- [TASK DETAILS]: Search the material for the word "Location" and report each line where it turns up.

==============================

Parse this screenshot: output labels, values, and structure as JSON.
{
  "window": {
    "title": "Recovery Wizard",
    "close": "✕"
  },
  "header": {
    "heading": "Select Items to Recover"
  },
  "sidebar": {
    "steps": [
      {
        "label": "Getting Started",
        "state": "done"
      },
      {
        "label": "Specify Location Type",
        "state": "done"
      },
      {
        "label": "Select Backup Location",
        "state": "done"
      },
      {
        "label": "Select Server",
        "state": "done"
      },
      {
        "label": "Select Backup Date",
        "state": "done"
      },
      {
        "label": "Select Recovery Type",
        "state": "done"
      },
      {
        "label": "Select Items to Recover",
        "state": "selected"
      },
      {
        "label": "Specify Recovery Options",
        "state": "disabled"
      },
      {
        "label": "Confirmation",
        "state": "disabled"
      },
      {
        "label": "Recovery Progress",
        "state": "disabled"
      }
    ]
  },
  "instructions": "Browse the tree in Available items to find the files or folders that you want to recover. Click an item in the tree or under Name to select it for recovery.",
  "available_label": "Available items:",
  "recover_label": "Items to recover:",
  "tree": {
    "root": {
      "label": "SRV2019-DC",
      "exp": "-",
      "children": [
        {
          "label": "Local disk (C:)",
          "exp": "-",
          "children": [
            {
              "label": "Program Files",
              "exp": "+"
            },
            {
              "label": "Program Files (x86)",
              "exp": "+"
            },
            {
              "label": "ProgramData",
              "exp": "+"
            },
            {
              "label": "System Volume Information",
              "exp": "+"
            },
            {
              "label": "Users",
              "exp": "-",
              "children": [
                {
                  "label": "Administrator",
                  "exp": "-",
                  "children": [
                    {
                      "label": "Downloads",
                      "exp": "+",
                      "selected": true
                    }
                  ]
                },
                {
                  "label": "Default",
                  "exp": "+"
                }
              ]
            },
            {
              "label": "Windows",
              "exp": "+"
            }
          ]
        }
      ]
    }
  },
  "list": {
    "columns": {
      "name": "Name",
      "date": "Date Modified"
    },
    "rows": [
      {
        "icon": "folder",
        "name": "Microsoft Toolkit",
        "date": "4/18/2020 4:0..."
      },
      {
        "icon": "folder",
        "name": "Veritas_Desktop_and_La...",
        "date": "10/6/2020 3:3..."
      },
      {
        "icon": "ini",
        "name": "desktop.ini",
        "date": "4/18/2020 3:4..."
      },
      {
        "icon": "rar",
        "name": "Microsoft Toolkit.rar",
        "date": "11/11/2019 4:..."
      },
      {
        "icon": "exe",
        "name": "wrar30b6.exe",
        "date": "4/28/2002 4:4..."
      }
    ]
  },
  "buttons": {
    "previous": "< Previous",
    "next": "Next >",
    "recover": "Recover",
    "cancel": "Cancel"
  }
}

==============================

- [TASK SOLUTION]:
        "label": "Specify Location Type",
        "label": "Select Backup Location",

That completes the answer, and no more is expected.